Collected data entries.
● ● ● ● ● ● ●

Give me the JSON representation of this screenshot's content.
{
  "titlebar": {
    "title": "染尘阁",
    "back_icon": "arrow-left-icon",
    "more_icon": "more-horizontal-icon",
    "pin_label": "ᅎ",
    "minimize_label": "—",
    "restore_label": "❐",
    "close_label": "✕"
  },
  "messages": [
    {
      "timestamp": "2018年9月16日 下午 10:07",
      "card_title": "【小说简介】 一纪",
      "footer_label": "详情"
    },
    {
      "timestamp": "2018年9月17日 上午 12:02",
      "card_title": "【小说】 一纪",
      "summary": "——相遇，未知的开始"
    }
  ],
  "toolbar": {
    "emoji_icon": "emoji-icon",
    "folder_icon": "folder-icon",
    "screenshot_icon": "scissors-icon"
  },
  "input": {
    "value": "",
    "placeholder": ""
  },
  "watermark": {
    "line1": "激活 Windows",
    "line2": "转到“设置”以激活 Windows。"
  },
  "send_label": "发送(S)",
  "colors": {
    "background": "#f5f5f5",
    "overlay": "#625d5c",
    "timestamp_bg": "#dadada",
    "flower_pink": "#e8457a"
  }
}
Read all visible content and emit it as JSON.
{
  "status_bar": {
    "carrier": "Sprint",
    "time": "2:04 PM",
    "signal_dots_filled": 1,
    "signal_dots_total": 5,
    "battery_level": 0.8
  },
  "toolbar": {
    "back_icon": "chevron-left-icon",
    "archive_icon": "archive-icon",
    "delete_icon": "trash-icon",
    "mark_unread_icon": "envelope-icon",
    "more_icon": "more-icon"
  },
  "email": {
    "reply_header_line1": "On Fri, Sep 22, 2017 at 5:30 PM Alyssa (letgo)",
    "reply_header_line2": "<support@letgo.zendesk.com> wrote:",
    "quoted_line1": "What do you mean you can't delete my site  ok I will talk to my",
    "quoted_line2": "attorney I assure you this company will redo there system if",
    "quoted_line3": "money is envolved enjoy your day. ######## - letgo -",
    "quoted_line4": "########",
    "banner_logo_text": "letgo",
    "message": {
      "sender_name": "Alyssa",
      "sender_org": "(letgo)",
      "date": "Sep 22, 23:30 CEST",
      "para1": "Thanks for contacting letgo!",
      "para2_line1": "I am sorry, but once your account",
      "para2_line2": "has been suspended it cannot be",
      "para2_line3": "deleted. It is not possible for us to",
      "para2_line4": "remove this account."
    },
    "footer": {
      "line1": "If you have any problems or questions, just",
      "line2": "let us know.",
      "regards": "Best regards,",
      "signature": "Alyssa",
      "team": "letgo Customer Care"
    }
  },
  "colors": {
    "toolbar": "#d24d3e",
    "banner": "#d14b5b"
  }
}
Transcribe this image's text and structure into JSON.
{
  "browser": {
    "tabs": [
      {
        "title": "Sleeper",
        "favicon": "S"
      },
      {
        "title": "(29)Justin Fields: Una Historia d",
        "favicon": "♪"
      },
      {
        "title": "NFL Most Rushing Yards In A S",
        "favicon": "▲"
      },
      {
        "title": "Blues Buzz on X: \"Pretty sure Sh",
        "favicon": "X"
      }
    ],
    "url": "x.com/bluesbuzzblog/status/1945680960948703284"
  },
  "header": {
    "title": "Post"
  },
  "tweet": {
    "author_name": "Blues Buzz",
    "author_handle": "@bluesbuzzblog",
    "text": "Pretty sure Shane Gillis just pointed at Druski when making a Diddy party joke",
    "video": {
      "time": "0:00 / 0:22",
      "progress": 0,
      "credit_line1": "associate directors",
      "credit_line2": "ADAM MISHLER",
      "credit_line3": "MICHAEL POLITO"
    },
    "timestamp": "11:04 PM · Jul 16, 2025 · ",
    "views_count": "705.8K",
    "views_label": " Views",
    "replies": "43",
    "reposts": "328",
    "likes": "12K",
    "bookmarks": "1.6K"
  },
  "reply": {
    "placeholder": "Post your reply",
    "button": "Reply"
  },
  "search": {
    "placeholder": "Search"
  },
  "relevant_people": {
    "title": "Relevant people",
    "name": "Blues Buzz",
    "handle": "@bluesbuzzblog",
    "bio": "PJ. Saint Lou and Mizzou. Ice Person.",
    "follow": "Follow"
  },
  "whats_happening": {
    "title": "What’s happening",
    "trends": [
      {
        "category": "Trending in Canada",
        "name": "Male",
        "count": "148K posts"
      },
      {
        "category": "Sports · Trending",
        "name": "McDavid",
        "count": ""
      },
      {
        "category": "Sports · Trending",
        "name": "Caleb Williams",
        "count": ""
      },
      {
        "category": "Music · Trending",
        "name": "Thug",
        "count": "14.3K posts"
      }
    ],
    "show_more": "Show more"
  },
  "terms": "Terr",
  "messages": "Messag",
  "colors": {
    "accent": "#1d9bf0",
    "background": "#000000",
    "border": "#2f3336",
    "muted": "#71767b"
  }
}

● ● ● ● ● ● ●

WORK INSTRUCTIONS. Restate the data above word for word, please.

SOLUTION TO THE EXERCISE.
Give me the JSON representation of this screenshot's content.
{
  "titlebar": {
    "title": "染尘阁",
    "back_icon": "arrow-left-icon",
    "more_icon": "more-horizontal-icon",
    "pin_label": "ᅎ",
    "minimize_label": "—",
    "restore_label": "❐",
    "close_label": "✕"
  },
  "messages": [
    {
      "timestamp": "2018年9月16日 下午 10:07",
      "card_title": "【小说简介】 一纪",
      "footer_label": "详情"
    },
    {
      "timestamp": "2018年9月17日 上午 12:02",
      "card_title": "【小说】 一纪",
      "summary": "——相遇，未知的开始"
    }
  ],
  "toolbar": {
    "emoji_icon": "emoji-icon",
    "folder_icon": "folder-icon",
    "screenshot_icon": "scissors-icon"
  },
  "input": {
    "value": "",
    "placeholder": ""
  },
  "watermark": {
    "line1": "激活 Windows",
    "line2": "转到“设置”以激活 Windows。"
  },
  "send_label": "发送(S)",
  "colors": {
    "background": "#f5f5f5",
    "overlay": "#625d5c",
    "timestamp_bg": "#dadada",
    "flower_pink": "#e8457a"
  }
}
Read all visible content and emit it as JSON.
{
  "status_bar": {
    "carrier": "Sprint",
    "time": "2:04 PM",
    "signal_dots_filled": 1,
    "signal_dots_total": 5,
    "battery_level": 0.8
  },
  "toolbar": {
    "back_icon": "chevron-left-icon",
    "archive_icon": "archive-icon",
    "delete_icon": "trash-icon",
    "mark_unread_icon": "envelope-icon",
    "more_icon": "more-icon"
  },
  "email": {
    "reply_header_line1": "On Fri, Sep 22, 2017 at 5:30 PM Alyssa (letgo)",
    "reply_header_line2": "<support@letgo.zendesk.com> wrote:",
    "quoted_line1": "What do you mean you can't delete my site  ok I will talk to my",
    "quoted_line2": "attorney I assure you this company will redo there system if",
    "quoted_line3": "money is envolved enjoy your day. ######## - letgo -",
    "quoted_line4": "########",
    "banner_logo_text": "letgo",
    "message": {
      "sender_name": "Alyssa",
      "sender_org": "(letgo)",
      "date": "Sep 22, 23:30 CEST",
      "para1": "Thanks for contacting letgo!",
      "para2_line1": "I am sorry, but once your account",
      "para2_line2": "has been suspended it cannot be",
      "para2_line3": "deleted. It is not possible for us to",
      "para2_line4": "remove this account."
    },
    "footer": {
      "line1": "If you have any problems or questions, just",
      "line2": "let us know.",
      "regards": "Best regards,",
      "signature": "Alyssa",
      "team": "letgo Customer Care"
    }
  },
  "colors": {
    "toolbar": "#d24d3e",
    "banner": "#d14b5b"
  }
}
Transcribe this image's text and structure into JSON.
{
  "browser": {
    "tabs": [
      {
        "title": "Sleeper",
        "favicon": "S"
      },
      {
        "title": "(29)Justin Fields: Una Historia d",
        "favicon": "♪"
      },
      {
        "title": "NFL Most Rushing Yards In A S",
        "favicon": "▲"
      },
      {
        "title": "Blues Buzz on X: \"Pretty sure Sh",
        "favicon": "X"
      }
    ],
    "url": "x.com/bluesbuzzblog/status/1945680960948703284"
  },
  "header": {
    "title": "Post"
  },
  "tweet": {
    "author_name": "Blues Buzz",
    "author_handle": "@bluesbuzzblog",
    "text": "Pretty sure Shane Gillis just pointed at Druski when making a Diddy party joke",
    "video": {
      "time": "0:00 / 0:22",
      "progress": 0,
      "credit_line1": "associate directors",
      "credit_line2": "ADAM MISHLER",
      "credit_line3": "MICHAEL POLITO"
    },
    "timestamp": "11:04 PM · Jul 16, 2025 · ",
    "views_count": "705.8K",
    "views_label": " Views",
    "replies": "43",
    "reposts": "328",
    "likes": "12K",
    "bookmarks": "1.6K"
  },
  "reply": {
    "placeholder": "Post your reply",
    "button": "Reply"
  },
  "search": {
    "placeholder": "Search"
  },
  "relevant_people": {
    "title": "Relevant people",
    "name": "Blues Buzz",
    "handle": "@bluesbuzzblog",
    "bio": "PJ. Saint Lou and Mizzou. Ice Person.",
    "follow": "Follow"
  },
  "whats_happening": {
    "title": "What’s happening",
    "trends": [
      {
        "category": "Trending in Canada",
        "name": "Male",
        "count": "148K posts"
      },
      {
        "category": "Sports · Trending",
        "name": "McDavid",
        "count": ""
      },
      {
        "category": "Sports · Trending",
        "name": "Caleb Williams",
        "count": ""
      },
      {
        "category": "Music · Trending",
        "name": "Thug",
        "count": "14.3K posts"
      }
    ],
    "show_more": "Show more"
  },
  "terms": "Terr",
  "messages": "Messag",
  "colors": {
    "accent": "#1d9bf0",
    "background": "#000000",
    "border": "#2f3336",
    "muted": "#71767b"
  }
}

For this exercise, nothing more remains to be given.